## GIVEN TASK
Make an exact transcription of the material, leaving out all images.
»»
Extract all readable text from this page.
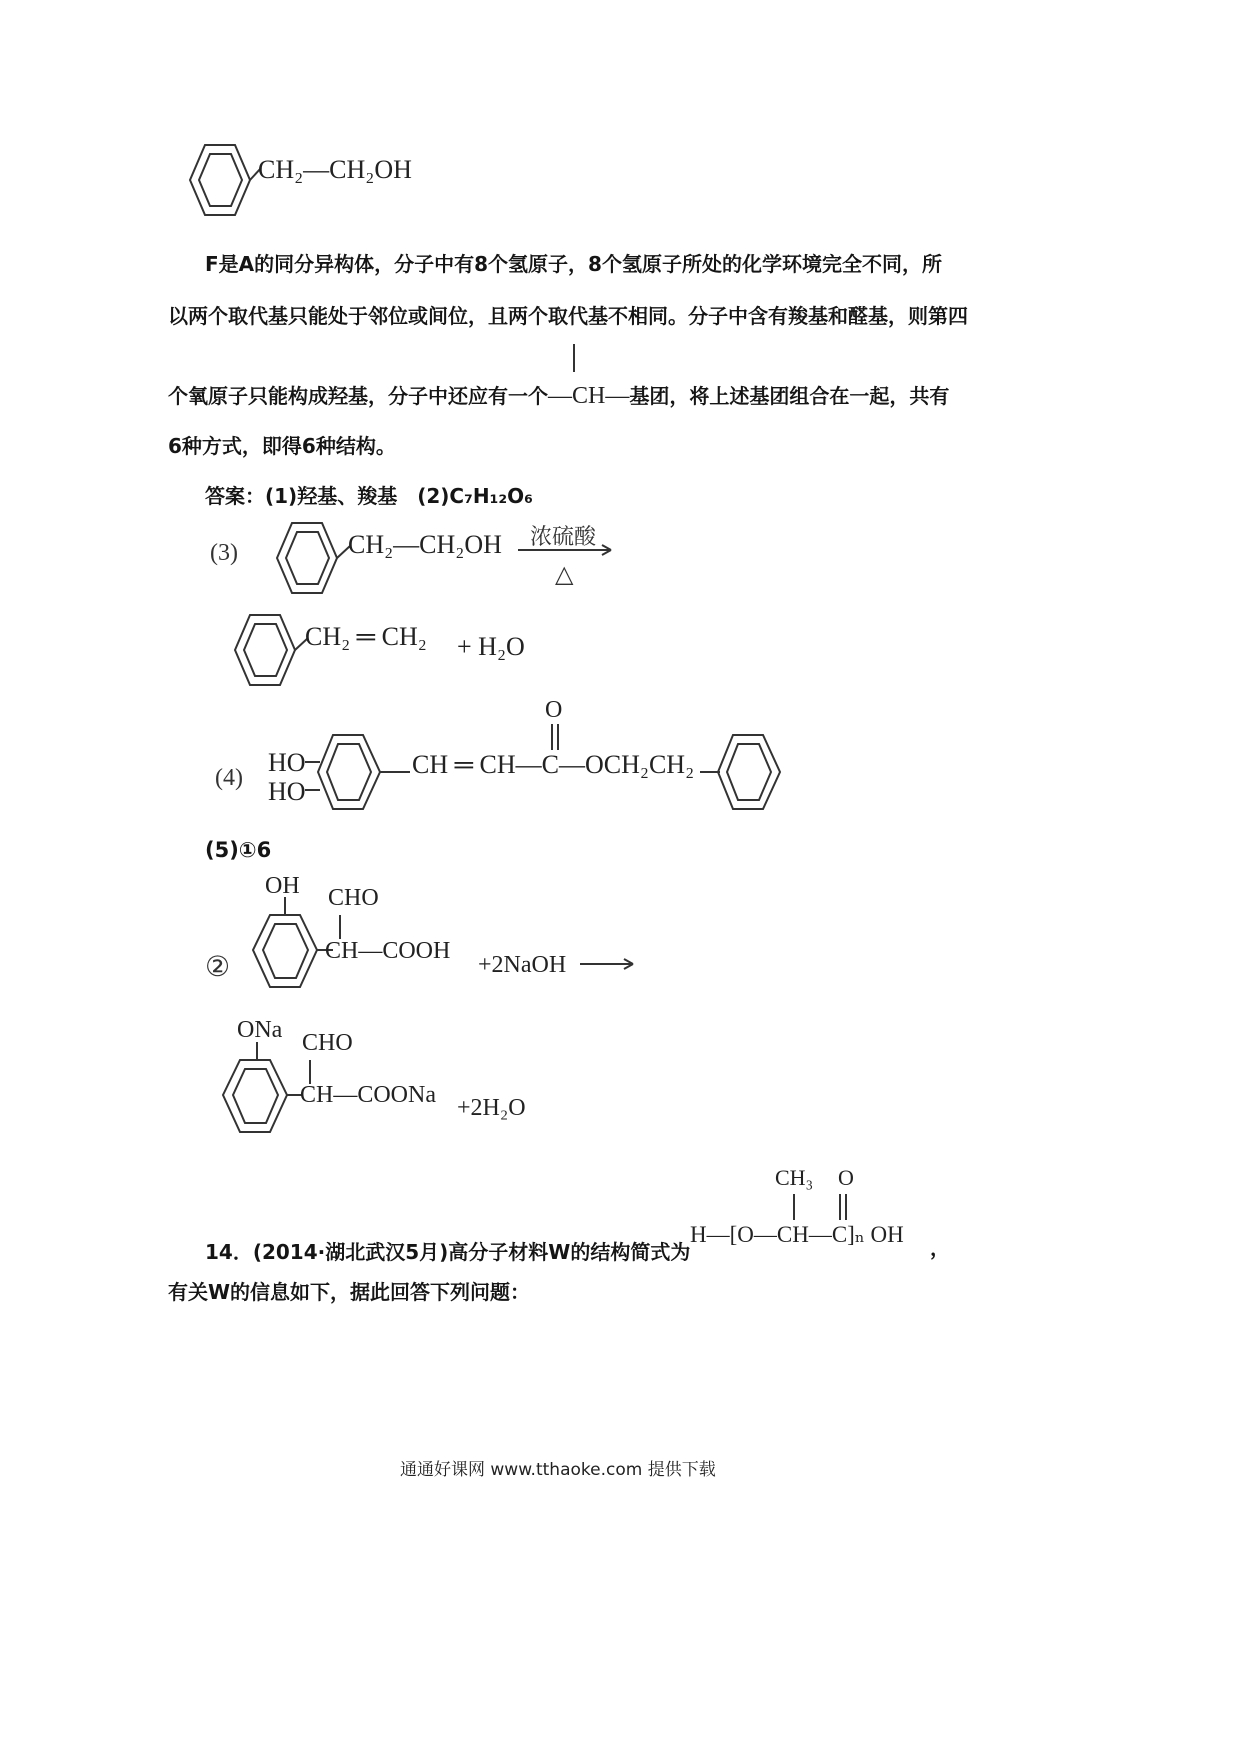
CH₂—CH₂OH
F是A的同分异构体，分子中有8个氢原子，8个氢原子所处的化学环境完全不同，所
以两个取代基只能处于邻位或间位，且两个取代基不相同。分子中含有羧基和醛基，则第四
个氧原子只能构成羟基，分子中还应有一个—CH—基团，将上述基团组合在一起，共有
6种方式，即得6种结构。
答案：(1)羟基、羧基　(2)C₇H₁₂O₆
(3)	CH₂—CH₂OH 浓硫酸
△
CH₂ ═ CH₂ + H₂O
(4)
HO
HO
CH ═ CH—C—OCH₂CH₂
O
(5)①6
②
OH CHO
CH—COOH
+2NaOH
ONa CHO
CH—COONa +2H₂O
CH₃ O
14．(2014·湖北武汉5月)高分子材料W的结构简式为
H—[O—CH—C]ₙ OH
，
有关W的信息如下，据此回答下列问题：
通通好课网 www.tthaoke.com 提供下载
««
## PROBLEM SOLUTION
Extract all readable text from this page.
CH₂—CH₂OH
F是A的同分异构体，分子中有8个氢原子，8个氢原子所处的化学环境完全不同，所
以两个取代基只能处于邻位或间位，且两个取代基不相同。分子中含有羧基和醛基，则第四
个氧原子只能构成羟基，分子中还应有一个—CH—基团，将上述基团组合在一起，共有
6种方式，即得6种结构。
答案：(1)羟基、羧基　(2)C₇H₁₂O₆
(3)	CH₂—CH₂OH 浓硫酸
△
CH₂ ═ CH₂ + H₂O
(4)
HO
HO
CH ═ CH—C—OCH₂CH₂
O
(5)①6
②
OH CHO
CH—COOH
+2NaOH
ONa CHO
CH—COONa +2H₂O
CH₃ O
14．(2014·湖北武汉5月)高分子材料W的结构简式为
H—[O—CH—C]ₙ OH
，
有关W的信息如下，据此回答下列问题：
通通好课网 www.tthaoke.com 提供下载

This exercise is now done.